[Some records]
/---
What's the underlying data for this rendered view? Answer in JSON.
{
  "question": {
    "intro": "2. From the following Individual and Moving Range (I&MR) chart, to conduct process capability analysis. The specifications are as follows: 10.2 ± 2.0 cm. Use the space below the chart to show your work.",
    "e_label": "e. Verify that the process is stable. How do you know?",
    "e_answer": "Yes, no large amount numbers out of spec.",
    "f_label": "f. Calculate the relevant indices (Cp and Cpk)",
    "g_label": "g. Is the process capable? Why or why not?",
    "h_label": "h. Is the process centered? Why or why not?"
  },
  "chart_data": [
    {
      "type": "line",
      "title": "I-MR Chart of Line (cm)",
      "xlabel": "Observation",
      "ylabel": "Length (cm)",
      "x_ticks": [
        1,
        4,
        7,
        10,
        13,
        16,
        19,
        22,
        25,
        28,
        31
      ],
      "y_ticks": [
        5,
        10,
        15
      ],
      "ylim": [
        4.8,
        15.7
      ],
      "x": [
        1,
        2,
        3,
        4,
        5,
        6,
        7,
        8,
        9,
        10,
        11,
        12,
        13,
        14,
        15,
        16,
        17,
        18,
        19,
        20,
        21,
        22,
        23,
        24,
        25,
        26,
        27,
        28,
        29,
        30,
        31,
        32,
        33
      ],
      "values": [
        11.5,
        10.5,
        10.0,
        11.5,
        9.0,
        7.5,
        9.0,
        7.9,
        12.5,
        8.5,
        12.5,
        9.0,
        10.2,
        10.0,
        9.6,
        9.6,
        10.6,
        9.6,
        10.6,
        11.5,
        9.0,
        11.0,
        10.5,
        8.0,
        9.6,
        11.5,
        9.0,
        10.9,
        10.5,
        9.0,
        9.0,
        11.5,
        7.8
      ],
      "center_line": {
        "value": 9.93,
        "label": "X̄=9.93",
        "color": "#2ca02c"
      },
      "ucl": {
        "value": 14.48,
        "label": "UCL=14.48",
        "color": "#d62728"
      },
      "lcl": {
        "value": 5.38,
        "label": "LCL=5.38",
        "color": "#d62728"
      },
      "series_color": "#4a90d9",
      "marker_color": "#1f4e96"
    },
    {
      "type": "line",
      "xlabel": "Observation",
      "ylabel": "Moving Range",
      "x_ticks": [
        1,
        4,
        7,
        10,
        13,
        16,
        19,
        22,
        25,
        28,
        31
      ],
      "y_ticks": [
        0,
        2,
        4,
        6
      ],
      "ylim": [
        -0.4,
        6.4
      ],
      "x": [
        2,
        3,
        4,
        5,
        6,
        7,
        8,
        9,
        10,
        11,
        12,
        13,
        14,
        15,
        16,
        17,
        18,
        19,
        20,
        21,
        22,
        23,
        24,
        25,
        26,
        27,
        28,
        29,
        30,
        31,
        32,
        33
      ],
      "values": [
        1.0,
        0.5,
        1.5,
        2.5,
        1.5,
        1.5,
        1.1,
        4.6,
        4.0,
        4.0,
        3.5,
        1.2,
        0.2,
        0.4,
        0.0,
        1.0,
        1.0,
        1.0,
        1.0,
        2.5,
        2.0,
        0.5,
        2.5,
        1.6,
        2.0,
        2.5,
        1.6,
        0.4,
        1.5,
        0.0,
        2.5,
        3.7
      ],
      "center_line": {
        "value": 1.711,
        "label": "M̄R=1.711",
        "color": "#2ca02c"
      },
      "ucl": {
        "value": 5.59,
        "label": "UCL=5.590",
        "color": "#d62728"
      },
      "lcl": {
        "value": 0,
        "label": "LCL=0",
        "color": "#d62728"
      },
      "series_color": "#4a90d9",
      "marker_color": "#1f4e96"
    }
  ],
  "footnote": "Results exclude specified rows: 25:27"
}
\---
■ **Problem statement**
Repeat the data precisely, line by line.

■ **Problem solution**
What's the underlying data for this rendered view? Answer in JSON.
{
  "question": {
    "intro": "2. From the following Individual and Moving Range (I&MR) chart, to conduct process capability analysis. The specifications are as follows: 10.2 ± 2.0 cm. Use the space below the chart to show your work.",
    "e_label": "e. Verify that the process is stable. How do you know?",
    "e_answer": "Yes, no large amount numbers out of spec.",
    "f_label": "f. Calculate the relevant indices (Cp and Cpk)",
    "g_label": "g. Is the process capable? Why or why not?",
    "h_label": "h. Is the process centered? Why or why not?"
  },
  "chart_data": [
    {
      "type": "line",
      "title": "I-MR Chart of Line (cm)",
      "xlabel": "Observation",
      "ylabel": "Length (cm)",
      "x_ticks": [
        1,
        4,
        7,
        10,
        13,
        16,
        19,
        22,
        25,
        28,
        31
      ],
      "y_ticks": [
        5,
        10,
        15
      ],
      "ylim": [
        4.8,
        15.7
      ],
      "x": [
        1,
        2,
        3,
        4,
        5,
        6,
        7,
        8,
        9,
        10,
        11,
        12,
        13,
        14,
        15,
        16,
        17,
        18,
        19,
        20,
        21,
        22,
        23,
        24,
        25,
        26,
        27,
        28,
        29,
        30,
        31,
        32,
        33
      ],
      "values": [
        11.5,
        10.5,
        10.0,
        11.5,
        9.0,
        7.5,
        9.0,
        7.9,
        12.5,
        8.5,
        12.5,
        9.0,
        10.2,
        10.0,
        9.6,
        9.6,
        10.6,
        9.6,
        10.6,
        11.5,
        9.0,
        11.0,
        10.5,
        8.0,
        9.6,
        11.5,
        9.0,
        10.9,
        10.5,
        9.0,
        9.0,
        11.5,
        7.8
      ],
      "center_line": {
        "value": 9.93,
        "label": "X̄=9.93",
        "color": "#2ca02c"
      },
      "ucl": {
        "value": 14.48,
        "label": "UCL=14.48",
        "color": "#d62728"
      },
      "lcl": {
        "value": 5.38,
        "label": "LCL=5.38",
        "color": "#d62728"
      },
      "series_color": "#4a90d9",
      "marker_color": "#1f4e96"
    },
    {
      "type": "line",
      "xlabel": "Observation",
      "ylabel": "Moving Range",
      "x_ticks": [
        1,
        4,
        7,
        10,
        13,
        16,
        19,
        22,
        25,
        28,
        31
      ],
      "y_ticks": [
        0,
        2,
        4,
        6
      ],
      "ylim": [
        -0.4,
        6.4
      ],
      "x": [
        2,
        3,
        4,
        5,
        6,
        7,
        8,
        9,
        10,
        11,
        12,
        13,
        14,
        15,
        16,
        17,
        18,
        19,
        20,
        21,
        22,
        23,
        24,
        25,
        26,
        27,
        28,
        29,
        30,
        31,
        32,
        33
      ],
      "values": [
        1.0,
        0.5,
        1.5,
        2.5,
        1.5,
        1.5,
        1.1,
        4.6,
        4.0,
        4.0,
        3.5,
        1.2,
        0.2,
        0.4,
        0.0,
        1.0,
        1.0,
        1.0,
        1.0,
        2.5,
        2.0,
        0.5,
        2.5,
        1.6,
        2.0,
        2.5,
        1.6,
        0.4,
        1.5,
        0.0,
        2.5,
        3.7
      ],
      "center_line": {
        "value": 1.711,
        "label": "M̄R=1.711",
        "color": "#2ca02c"
      },
      "ucl": {
        "value": 5.59,
        "label": "UCL=5.590",
        "color": "#d62728"
      },
      "lcl": {
        "value": 0,
        "label": "LCL=0",
        "color": "#d62728"
      },
      "series_color": "#4a90d9",
      "marker_color": "#1f4e96"
    }
  ],
  "footnote": "Results exclude specified rows: 25:27"
}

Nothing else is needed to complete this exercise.